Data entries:
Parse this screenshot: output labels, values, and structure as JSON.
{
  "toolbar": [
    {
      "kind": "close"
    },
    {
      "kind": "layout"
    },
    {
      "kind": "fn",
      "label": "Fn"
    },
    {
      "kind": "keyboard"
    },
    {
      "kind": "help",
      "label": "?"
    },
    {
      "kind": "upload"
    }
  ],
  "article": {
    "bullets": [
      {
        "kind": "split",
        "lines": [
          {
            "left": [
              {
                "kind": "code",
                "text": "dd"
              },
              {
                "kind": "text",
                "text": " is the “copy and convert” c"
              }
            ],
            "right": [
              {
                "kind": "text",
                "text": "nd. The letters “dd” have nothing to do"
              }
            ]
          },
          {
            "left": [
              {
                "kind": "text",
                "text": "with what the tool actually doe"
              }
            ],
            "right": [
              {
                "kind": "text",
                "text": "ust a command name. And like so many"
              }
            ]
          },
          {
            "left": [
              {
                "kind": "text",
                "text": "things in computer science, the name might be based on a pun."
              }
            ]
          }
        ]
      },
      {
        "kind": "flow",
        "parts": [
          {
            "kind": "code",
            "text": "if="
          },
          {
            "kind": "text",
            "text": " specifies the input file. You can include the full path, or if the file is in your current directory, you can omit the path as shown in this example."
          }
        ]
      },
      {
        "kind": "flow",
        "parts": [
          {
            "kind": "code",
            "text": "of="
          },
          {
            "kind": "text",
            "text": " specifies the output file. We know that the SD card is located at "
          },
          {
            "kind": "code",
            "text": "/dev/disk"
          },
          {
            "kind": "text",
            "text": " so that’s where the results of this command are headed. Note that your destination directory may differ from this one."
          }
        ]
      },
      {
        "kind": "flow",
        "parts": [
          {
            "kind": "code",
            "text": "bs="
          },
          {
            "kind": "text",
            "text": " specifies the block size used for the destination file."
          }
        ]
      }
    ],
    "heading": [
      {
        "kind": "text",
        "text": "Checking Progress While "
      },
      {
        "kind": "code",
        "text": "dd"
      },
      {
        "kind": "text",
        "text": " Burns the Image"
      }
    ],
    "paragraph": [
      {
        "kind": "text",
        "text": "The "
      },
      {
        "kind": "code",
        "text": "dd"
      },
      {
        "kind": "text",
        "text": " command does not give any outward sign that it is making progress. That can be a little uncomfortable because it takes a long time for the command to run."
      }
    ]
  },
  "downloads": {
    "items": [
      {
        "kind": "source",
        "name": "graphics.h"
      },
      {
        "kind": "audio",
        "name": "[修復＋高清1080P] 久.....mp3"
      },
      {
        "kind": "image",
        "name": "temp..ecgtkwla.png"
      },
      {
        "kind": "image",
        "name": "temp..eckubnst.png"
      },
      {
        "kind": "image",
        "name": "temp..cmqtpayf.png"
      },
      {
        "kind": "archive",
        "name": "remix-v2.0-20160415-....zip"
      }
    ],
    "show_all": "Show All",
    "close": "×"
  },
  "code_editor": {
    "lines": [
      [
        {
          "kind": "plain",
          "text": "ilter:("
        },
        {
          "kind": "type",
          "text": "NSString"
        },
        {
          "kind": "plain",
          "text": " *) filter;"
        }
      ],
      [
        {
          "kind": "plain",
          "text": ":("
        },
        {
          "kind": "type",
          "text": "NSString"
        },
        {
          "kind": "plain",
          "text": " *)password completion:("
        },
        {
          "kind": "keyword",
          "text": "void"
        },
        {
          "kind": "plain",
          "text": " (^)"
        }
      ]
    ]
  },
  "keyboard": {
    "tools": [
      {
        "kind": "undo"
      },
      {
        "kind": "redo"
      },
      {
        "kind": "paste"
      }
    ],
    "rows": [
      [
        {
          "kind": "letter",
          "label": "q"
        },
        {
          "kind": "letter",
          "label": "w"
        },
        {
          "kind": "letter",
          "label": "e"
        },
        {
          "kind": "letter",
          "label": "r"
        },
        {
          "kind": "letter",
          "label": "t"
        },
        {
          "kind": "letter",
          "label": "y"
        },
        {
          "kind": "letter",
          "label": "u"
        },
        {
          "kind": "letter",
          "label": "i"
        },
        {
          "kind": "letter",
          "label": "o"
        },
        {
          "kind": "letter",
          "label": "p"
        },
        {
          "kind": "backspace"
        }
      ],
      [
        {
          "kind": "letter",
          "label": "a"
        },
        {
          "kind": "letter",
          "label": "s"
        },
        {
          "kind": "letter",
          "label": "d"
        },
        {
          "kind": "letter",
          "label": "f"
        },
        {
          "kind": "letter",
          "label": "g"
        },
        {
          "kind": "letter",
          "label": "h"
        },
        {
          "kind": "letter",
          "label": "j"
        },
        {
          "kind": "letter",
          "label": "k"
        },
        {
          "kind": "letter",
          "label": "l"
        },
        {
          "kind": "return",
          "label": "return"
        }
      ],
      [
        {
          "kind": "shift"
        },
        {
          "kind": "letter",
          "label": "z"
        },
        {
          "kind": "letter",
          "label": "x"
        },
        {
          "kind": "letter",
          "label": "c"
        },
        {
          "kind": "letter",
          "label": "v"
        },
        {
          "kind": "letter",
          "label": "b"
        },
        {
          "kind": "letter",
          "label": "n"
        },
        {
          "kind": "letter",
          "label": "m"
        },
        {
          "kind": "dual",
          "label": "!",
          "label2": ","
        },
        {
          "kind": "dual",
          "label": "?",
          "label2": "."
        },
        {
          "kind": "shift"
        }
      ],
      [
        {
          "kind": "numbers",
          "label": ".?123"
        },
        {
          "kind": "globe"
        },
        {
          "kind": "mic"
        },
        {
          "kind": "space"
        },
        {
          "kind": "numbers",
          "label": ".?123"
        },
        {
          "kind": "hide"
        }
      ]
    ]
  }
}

◆ WHAT YOU SHOULD DO: Please reproduce every line of the material word for word.

◆ RIGHT ANSWER:
Parse this screenshot: output labels, values, and structure as JSON.
{
  "toolbar": [
    {
      "kind": "close"
    },
    {
      "kind": "layout"
    },
    {
      "kind": "fn",
      "label": "Fn"
    },
    {
      "kind": "keyboard"
    },
    {
      "kind": "help",
      "label": "?"
    },
    {
      "kind": "upload"
    }
  ],
  "article": {
    "bullets": [
      {
        "kind": "split",
        "lines": [
          {
            "left": [
              {
                "kind": "code",
                "text": "dd"
              },
              {
                "kind": "text",
                "text": " is the “copy and convert” c"
              }
            ],
            "right": [
              {
                "kind": "text",
                "text": "nd. The letters “dd” have nothing to do"
              }
            ]
          },
          {
            "left": [
              {
                "kind": "text",
                "text": "with what the tool actually doe"
              }
            ],
            "right": [
              {
                "kind": "text",
                "text": "ust a command name. And like so many"
              }
            ]
          },
          {
            "left": [
              {
                "kind": "text",
                "text": "things in computer science, the name might be based on a pun."
              }
            ]
          }
        ]
      },
      {
        "kind": "flow",
        "parts": [
          {
            "kind": "code",
            "text": "if="
          },
          {
            "kind": "text",
            "text": " specifies the input file. You can include the full path, or if the file is in your current directory, you can omit the path as shown in this example."
          }
        ]
      },
      {
        "kind": "flow",
        "parts": [
          {
            "kind": "code",
            "text": "of="
          },
          {
            "kind": "text",
            "text": " specifies the output file. We know that the SD card is located at "
          },
          {
            "kind": "code",
            "text": "/dev/disk"
          },
          {
            "kind": "text",
            "text": " so that’s where the results of this command are headed. Note that your destination directory may differ from this one."
          }
        ]
      },
      {
        "kind": "flow",
        "parts": [
          {
            "kind": "code",
            "text": "bs="
          },
          {
            "kind": "text",
            "text": " specifies the block size used for the destination file."
          }
        ]
      }
    ],
    "heading": [
      {
        "kind": "text",
        "text": "Checking Progress While "
      },
      {
        "kind": "code",
        "text": "dd"
      },
      {
        "kind": "text",
        "text": " Burns the Image"
      }
    ],
    "paragraph": [
      {
        "kind": "text",
        "text": "The "
      },
      {
        "kind": "code",
        "text": "dd"
      },
      {
        "kind": "text",
        "text": " command does not give any outward sign that it is making progress. That can be a little uncomfortable because it takes a long time for the command to run."
      }
    ]
  },
  "downloads": {
    "items": [
      {
        "kind": "source",
        "name": "graphics.h"
      },
      {
        "kind": "audio",
        "name": "[修復＋高清1080P] 久.....mp3"
      },
      {
        "kind": "image",
        "name": "temp..ecgtkwla.png"
      },
      {
        "kind": "image",
        "name": "temp..eckubnst.png"
      },
      {
        "kind": "image",
        "name": "temp..cmqtpayf.png"
      },
      {
        "kind": "archive",
        "name": "remix-v2.0-20160415-....zip"
      }
    ],
    "show_all": "Show All",
    "close": "×"
  },
  "code_editor": {
    "lines": [
      [
        {
          "kind": "plain",
          "text": "ilter:("
        },
        {
          "kind": "type",
          "text": "NSString"
        },
        {
          "kind": "plain",
          "text": " *) filter;"
        }
      ],
      [
        {
          "kind": "plain",
          "text": ":("
        },
        {
          "kind": "type",
          "text": "NSString"
        },
        {
          "kind": "plain",
          "text": " *)password completion:("
        },
        {
          "kind": "keyword",
          "text": "void"
        },
        {
          "kind": "plain",
          "text": " (^)"
        }
      ]
    ]
  },
  "keyboard": {
    "tools": [
      {
        "kind": "undo"
      },
      {
        "kind": "redo"
      },
      {
        "kind": "paste"
      }
    ],
    "rows": [
      [
        {
          "kind": "letter",
          "label": "q"
        },
        {
          "kind": "letter",
          "label": "w"
        },
        {
          "kind": "letter",
          "label": "e"
        },
        {
          "kind": "letter",
          "label": "r"
        },
        {
          "kind": "letter",
          "label": "t"
        },
        {
          "kind": "letter",
          "label": "y"
        },
        {
          "kind": "letter",
          "label": "u"
        },
        {
          "kind": "letter",
          "label": "i"
        },
        {
          "kind": "letter",
          "label": "o"
        },
        {
          "kind": "letter",
          "label": "p"
        },
        {
          "kind": "backspace"
        }
      ],
      [
        {
          "kind": "letter",
          "label": "a"
        },
        {
          "kind": "letter",
          "label": "s"
        },
        {
          "kind": "letter",
          "label": "d"
        },
        {
          "kind": "letter",
          "label": "f"
        },
        {
          "kind": "letter",
          "label": "g"
        },
        {
          "kind": "letter",
          "label": "h"
        },
        {
          "kind": "letter",
          "label": "j"
        },
        {
          "kind": "letter",
          "label": "k"
        },
        {
          "kind": "letter",
          "label": "l"
        },
        {
          "kind": "return",
          "label": "return"
        }
      ],
      [
        {
          "kind": "shift"
        },
        {
          "kind": "letter",
          "label": "z"
        },
        {
          "kind": "letter",
          "label": "x"
        },
        {
          "kind": "letter",
          "label": "c"
        },
        {
          "kind": "letter",
          "label": "v"
        },
        {
          "kind": "letter",
          "label": "b"
        },
        {
          "kind": "letter",
          "label": "n"
        },
        {
          "kind": "letter",
          "label": "m"
        },
        {
          "kind": "dual",
          "label": "!",
          "label2": ","
        },
        {
          "kind": "dual",
          "label": "?",
          "label2": "."
        },
        {
          "kind": "shift"
        }
      ],
      [
        {
          "kind": "numbers",
          "label": ".?123"
        },
        {
          "kind": "globe"
        },
        {
          "kind": "mic"
        },
        {
          "kind": "space"
        },
        {
          "kind": "numbers",
          "label": ".?123"
        },
        {
          "kind": "hide"
        }
      ]
    ]
  }
}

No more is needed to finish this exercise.